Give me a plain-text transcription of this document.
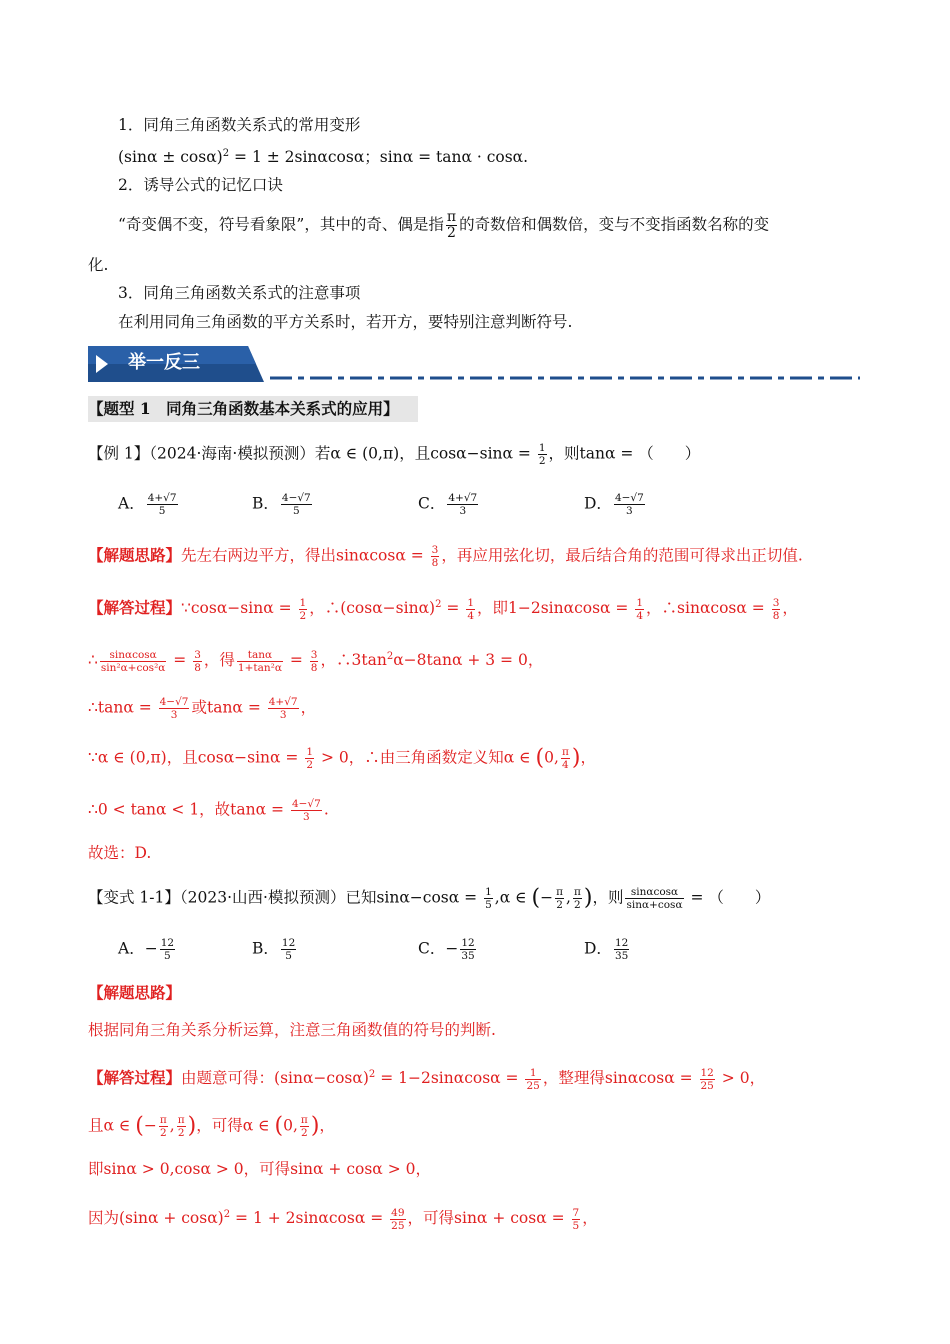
1．同角三角函数关系式的常用变形
$(\sin\alpha \pm \cos\alpha)^2 = 1 \pm 2\sin\alpha\cos\alpha$；sinα = tanα · cosα.
2．诱导公式的记忆口诀
“奇变偶不变，符号看象限”，其中的奇、偶是指 $\frac{\pi}{2}$ 的奇数倍和偶数倍，变与不变指函数名称的变
化.
3．同角三角函数关系式的注意事项
在利用同角三角函数的平方关系时，若开方，要特别注意判断符号.
举一反三
【题型 1　同角三角函数基本关系式的应用】
【例 1】（2024·海南·模拟预测）若α ∈ (0,π)，且$\cos\alpha-\sin\alpha = \frac{1}{2}$ ，则tanα = （　　）
A． $\frac{4+√7}{5}$	B． $\frac{4-√7}{5}$	C． $\frac{4+√7}{3}$	D． $\frac{4-√7}{3}$
【解题思路】先左右两边平方，得出$\sin\alpha\cos\alpha = \frac{3}{8}$ ，再应用弦化切，最后结合角的范围可得求出正切值.
【解答过程】∵cosα−sinα = $\frac{1}{2}$ ，$\therefore(\cos\alpha-\sin\alpha)^2 = \frac{1}{4}$ ，即$1-2\sin\alpha\cos\alpha = \frac{1}{4}$ ，∴sinαcosα = $\frac{3}{8}$ ，
∴ $\frac{\sin\alpha\cos\alpha}{\text{sin²α+cos²α}} = \frac{3}{8}$ ，得 $\frac{\tan\alpha}{\text{1+tan²α}} = \frac{3}{8}$ ，$\therefore 3\tan^2\alpha-8\tan\alpha + 3 = 0$，
∴tanα = $\frac{4-√7}{3}$ 或$\tan\alpha = \frac{4+√7}{3}$ ，
∵α ∈ (0,π)，且$\cos\alpha-\sin\alpha = \frac{1}{2} > 0$，∴由三角函数定义知α ∈ (0, $\frac{\pi}{4}$ )，
∴0 < tanα < 1，故$\tan\alpha = \frac{4-√7}{3}$ .
故选：D.
【变式 1-1】（2023·山西·模拟预测）已知$\sin\alpha-\cos\alpha = \frac{1}{5} ,\alpha$ ∈ (− $\frac{\pi}{2}$ , $\frac{\pi}{2}$ )，则 $\frac{\sin\alpha\cos\alpha}{\sin\alpha+\cos\alpha}$ = （　　）
A．− $\frac{12}{5}$	B． $\frac{12}{5}$	C．− $\frac{12}{35}$	D． $\frac{12}{35}$
【解题思路】
根据同角三角关系分析运算，注意三角函数值的符号的判断.
【解答过程】由题意可得：$(\sin\alpha-\cos\alpha)^2 = 1-2\sin\alpha\cos\alpha = \frac{1}{25}$ ，整理得$\sin\alpha\cos\alpha = \frac{12}{25} > 0$，
且α ∈ (− $\frac{\pi}{2}$ , $\frac{\pi}{2}$ )，可得α ∈ (0, $\frac{\pi}{2}$ )，
即sinα > 0,cosα > 0，可得sinα + cosα > 0，
因为$(\sin\alpha + \cos\alpha)^2 = 1 + 2\sin\alpha\cos\alpha = \frac{49}{25}$ ，可得$\sin\alpha + \cos\alpha = \frac{7}{5}$ ，
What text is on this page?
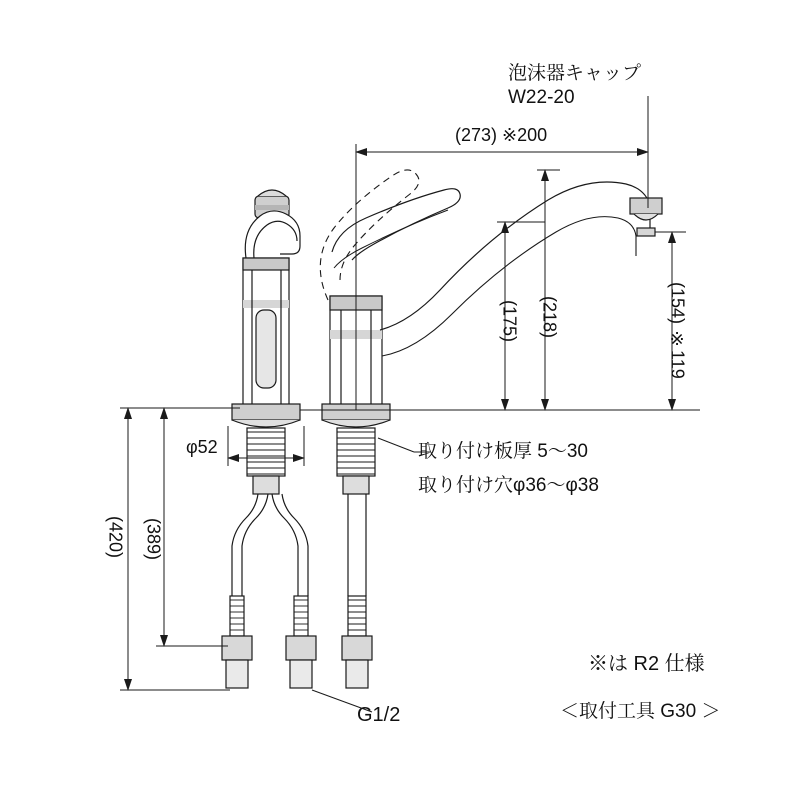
泡沫器キャップ
W22-20
(273) ※200
(175) (218)	(154) ※119
φ52	取り付け板厚 5〜30
取り付け穴φ36〜φ38
(420) (389)
G1/2
※は R2 仕様
＜取付工具 G30 ＞
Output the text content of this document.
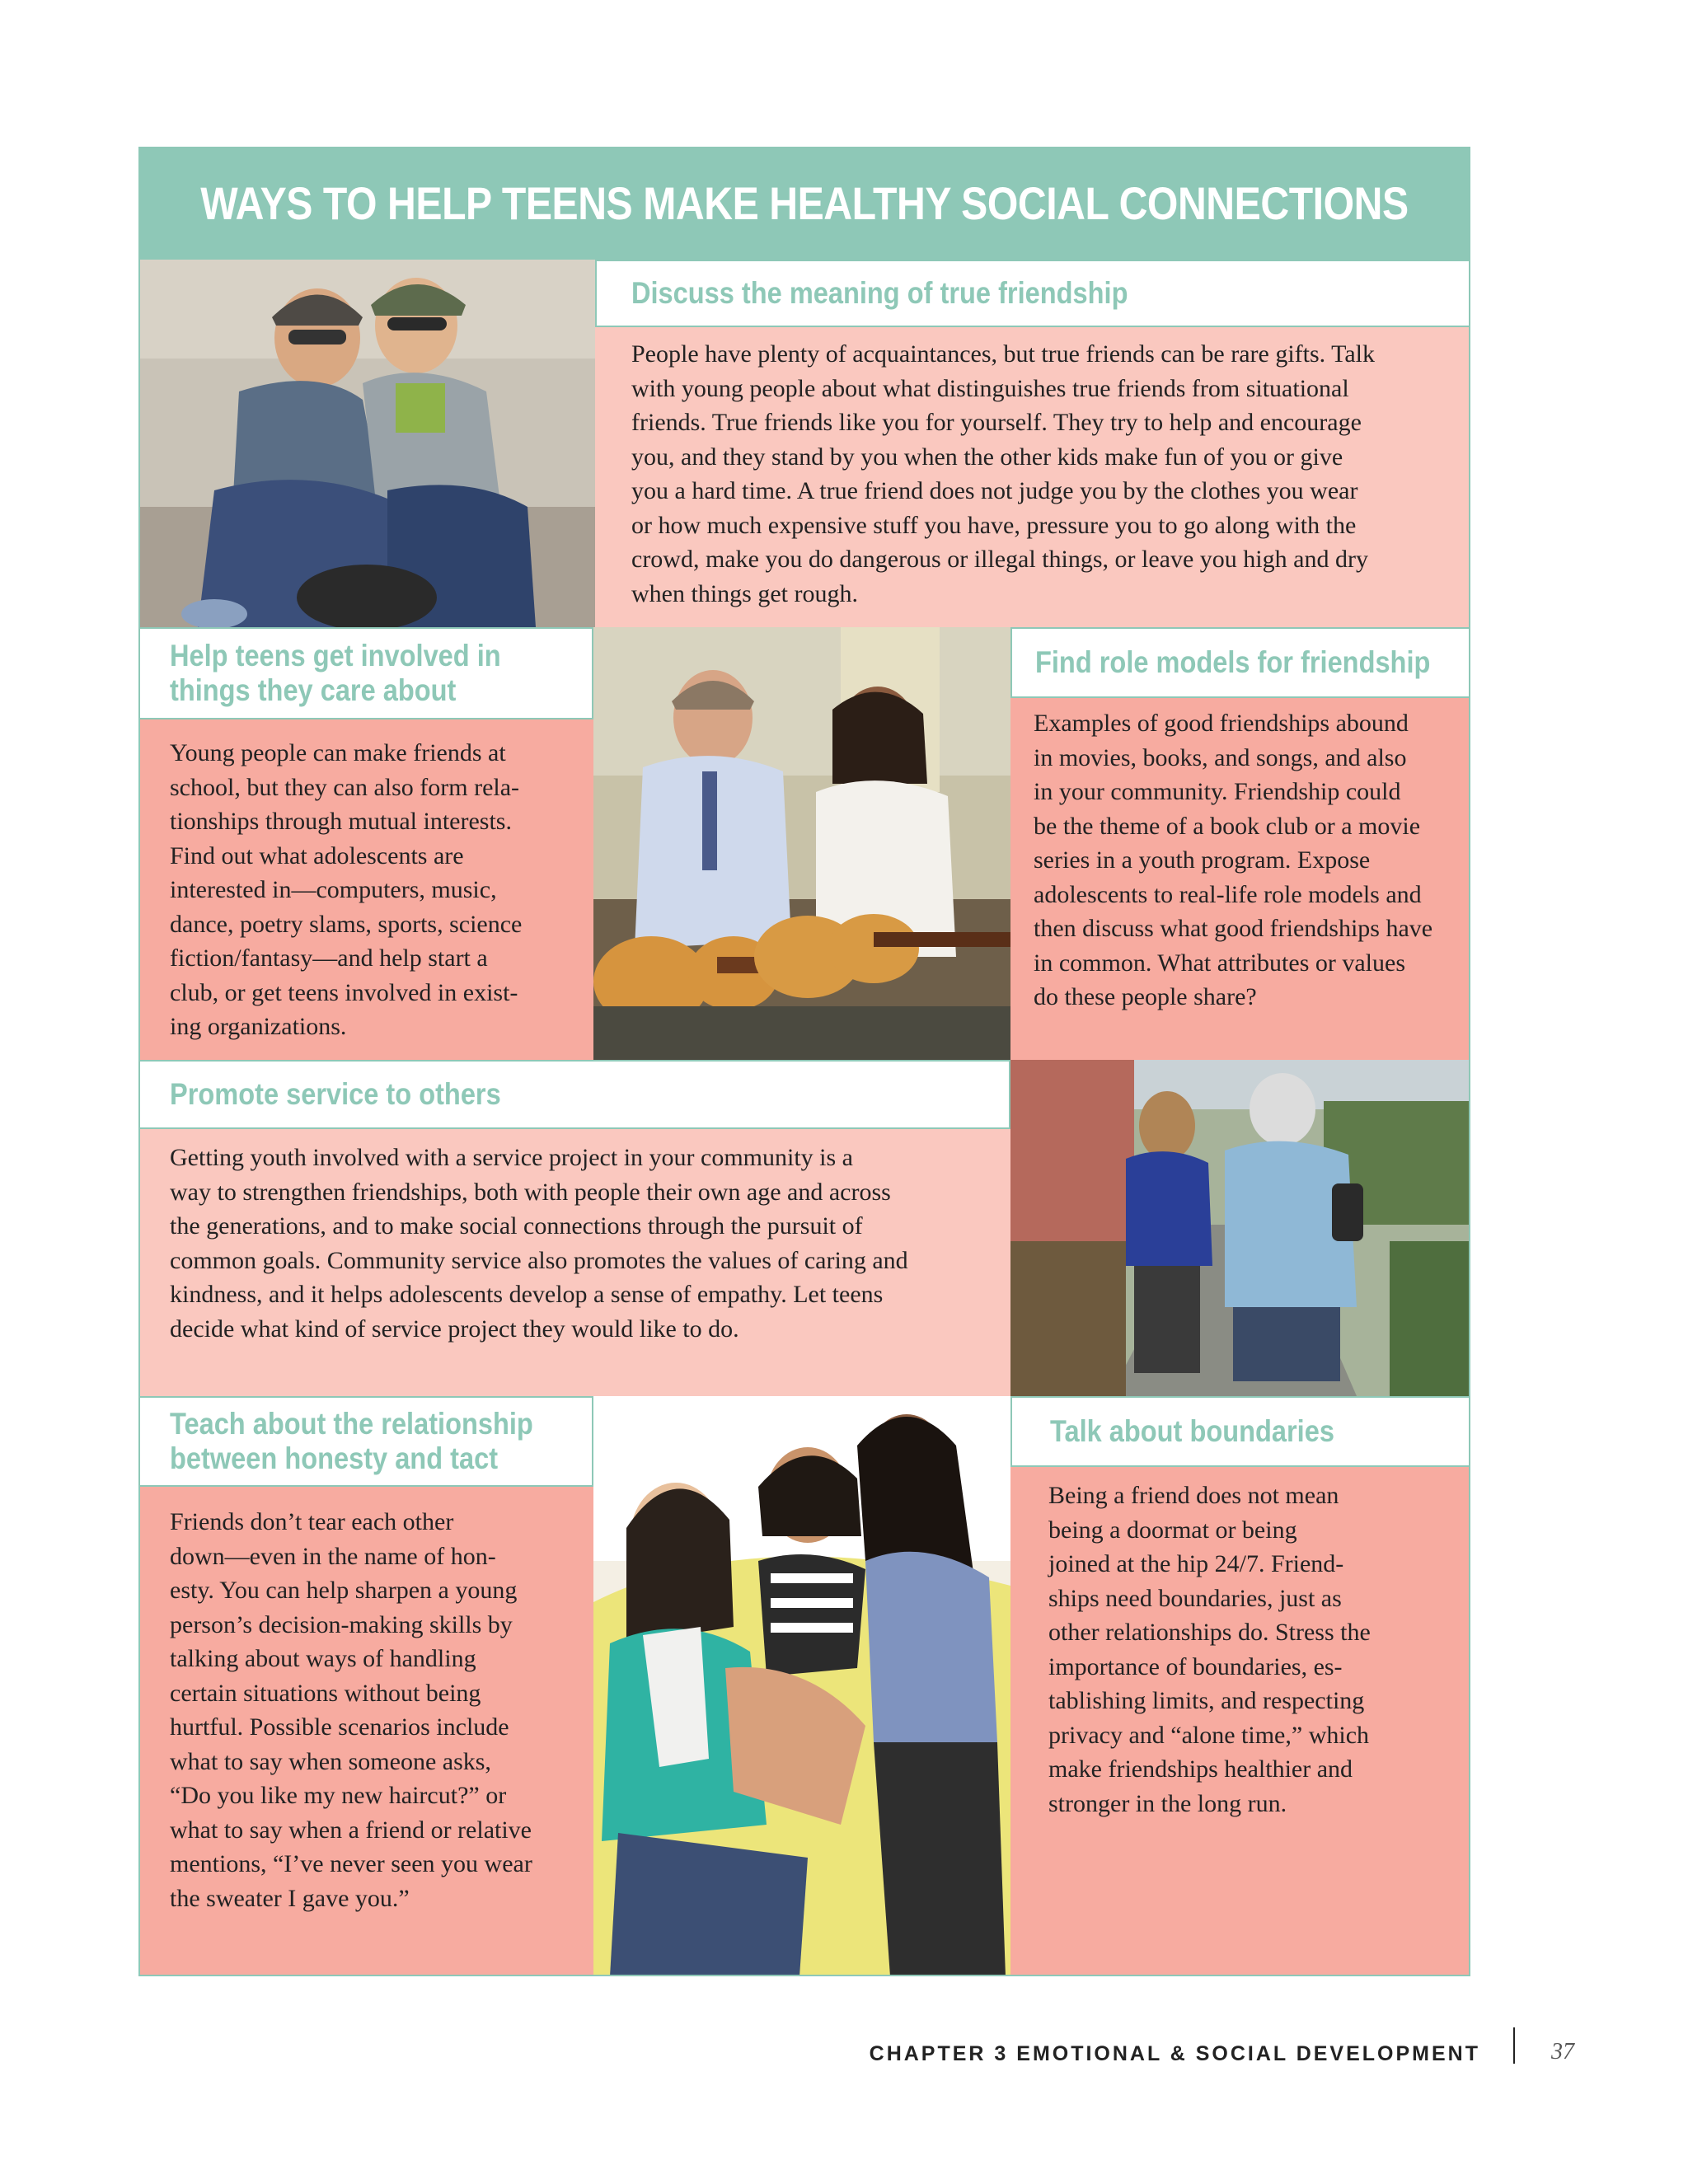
WAYS TO HELP TEENS MAKE HEALTHY SOCIAL CONNECTIONS
Discuss the meaning of true friendship
People have plenty of acquaintances, but true friends can be rare gifts. Talk
with young people about what distinguishes true friends from situational
friends. True friends like you for yourself. They try to help and encourage
you, and they stand by you when the other kids make fun of you or give
you a hard time. A true friend does not judge you by the clothes you wear
or how much expensive stuff you have, pressure you to go along with the
crowd, make you do dangerous or illegal things, or leave you high and dry
when things get rough.
Help teens get involved in
things they care about
Young people can make friends at
school, but they can also form rela-
tionships through mutual interests.
Find out what adolescents are
interested in—computers, music,
dance, poetry slams, sports, science
fiction/fantasy—and help start a
club, or get teens involved in exist-
ing organizations.
Find role models for friendship
Examples of good friendships abound
in movies, books, and songs, and also
in your community. Friendship could
be the theme of a book club or a movie
series in a youth program. Expose
adolescents to real-life role models and
then discuss what good friendships have
in common. What attributes or values
do these people share?
Promote service to others
Getting youth involved with a service project in your community is a
way to strengthen friendships, both with people their own age and across
the generations, and to make social connections through the pursuit of
common goals. Community service also promotes the values of caring and
kindness, and it helps adolescents develop a sense of empathy. Let teens
decide what kind of service project they would like to do.
Teach about the relationship
between honesty and tact
Friends don’t tear each other
down—even in the name of hon-
esty. You can help sharpen a young
person’s decision-making skills by
talking about ways of handling
certain situations without being
hurtful. Possible scenarios include
what to say when someone asks,
“Do you like my new haircut?” or
what to say when a friend or relative
mentions, “I’ve never seen you wear
the sweater I gave you.”
Talk about boundaries
Being a friend does not mean
being a doormat or being
joined at the hip 24/7. Friend-
ships need boundaries, just as
other relationships do. Stress the
importance of boundaries, es-
tablishing limits, and respecting
privacy and “alone time,” which
make friendships healthier and
stronger in the long run.
CHAPTER 3 EMOTIONAL & SOCIAL DEVELOPMENT	37
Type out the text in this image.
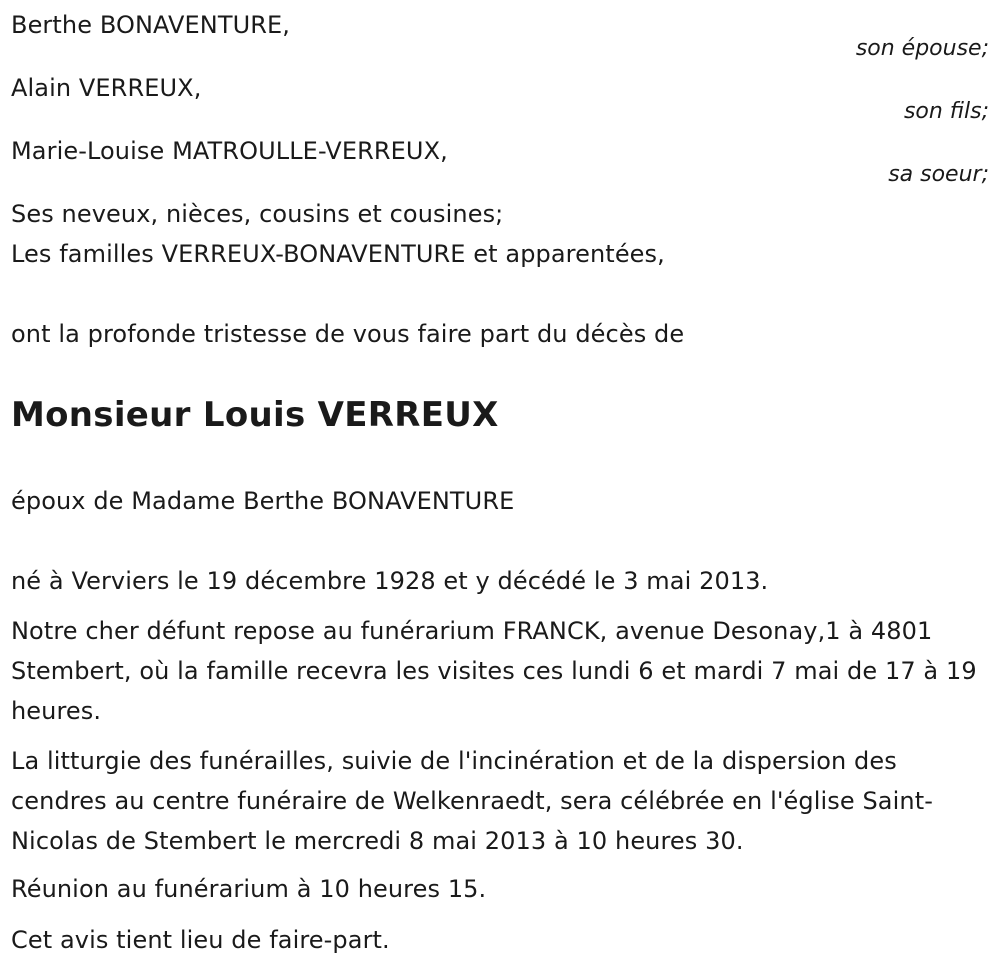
Berthe BONAVENTURE,
son épouse;
Alain VERREUX,
son fils;
Marie-Louise MATROULLE-VERREUX,
sa soeur;
Ses neveux, nièces, cousins et cousines;
Les familles VERREUX-BONAVENTURE et apparentées,
ont la profonde tristesse de vous faire part du décès de
Monsieur Louis VERREUX
époux de Madame Berthe BONAVENTURE
né à Verviers le 19 décembre 1928 et y décédé le 3 mai 2013.
Notre cher défunt repose au funérarium FRANCK, avenue Desonay,1 à 4801 Stembert, où la famille recevra les visites ces lundi 6 et mardi 7 mai de 17 à 19 heures.
La litturgie des funérailles, suivie de l'incinération et de la dispersion des cendres au centre funéraire de Welkenraedt, sera célébrée en l'église Saint-Nicolas de Stembert le mercredi 8 mai 2013 à 10 heures 30.
Réunion au funérarium à 10 heures 15.
Cet avis tient lieu de faire-part.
::::::::::
Lines that include the word "models" — how many are there in the data? Answer with the number alone.

#### Output of the task:
2